## START PASSAGE GIVEN

But Saunders is an immense talent who is now motivated. One thing that I took from our conversation is that he previously probably took a lot of things for granted because he was simply better than a lot of other players. But having football stripped away because of his own misgivings, breaking his foot in postseason workouts and then having only one team invite him for an interview has hurt him.
"As they say, 31 teams can hate you but all it takes is one to like you," Saunders said.
Concerns for safety
My colleague, Bucky Brooks, recently broke down some of the safety prospects for this year's draft. If you noticed, he pushed the fact that some of the top players all have cornerback backgrounds. One of the reasons teams are looking at converted cornerbacks is because they are not impressed much with this safety class.
I spoke to a defensive coordinator this week who spent a lot of time evaluating safeties, and to say he wasn't impressed is an understatement. One general manager said he doesn't see more than one or two being selected before the third or fourth round.

## END PASSAGE GIVEN
## START SUPPLIED INFORMATION

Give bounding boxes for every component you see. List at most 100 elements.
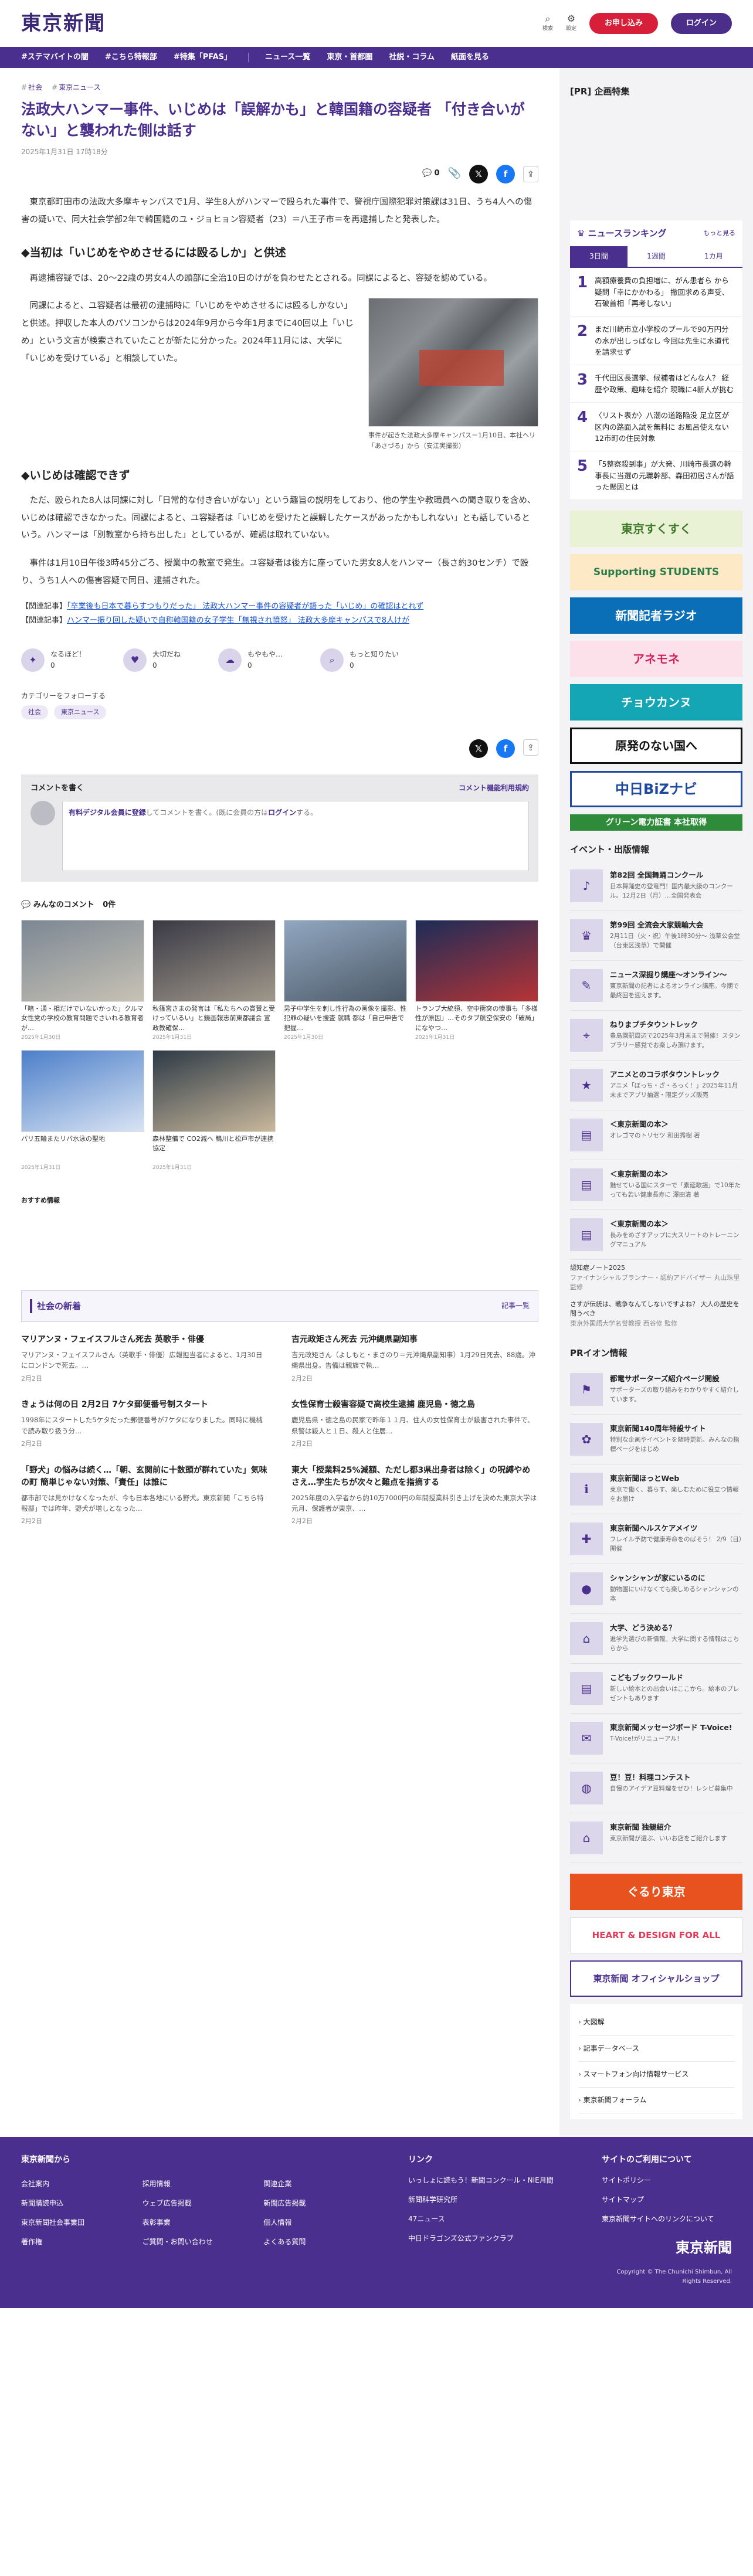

## END SUPPLIED INFORMATION

TASKS AND EXERCISES:
a: In the draft passage, how many safeties does one general manager expect to be selected before the third or fourth round?
b: Condense the paragraph of the draft passage that begins "My colleague, Bucky Brooks" into a bulleted list of its main facts.
c: Proceed with the draft passage, writing on from its final sentence.

TASK-BY-TASK RESULTS:
a: No more than one or two.

b:
- Bucky Brooks recently analyzed this year's safety prospects for the draft.
- He stressed that several of the top players have cornerback backgrounds.
- Teams are looking at converted cornerbacks partly because this safety class doesn't impress them much.

c:
The issue with most of the guys in this rookie group is their unwillingness to tackle and overall inconsistent open-field tackling. That bucks the trend of what's needed in the NFL these days.
The fact that a lot of the safety prospects posses cover skills is a plus since so many offenses use three- and four-receiver sets to spread out defenses. With that, the game is played more in open space, and defenses play often in nickel and dime packages with one or two linebackers. On running plays those linebackers could be out of position, so it's up to the safeties to make tackles -- especially before the ball carrier gets too far up field.
This defensive coordinator was almost exasperated talking about the safety class because there is now a tremendous emphasis on toughness at that position. The consensus is that not many of these prospects want to mix it up.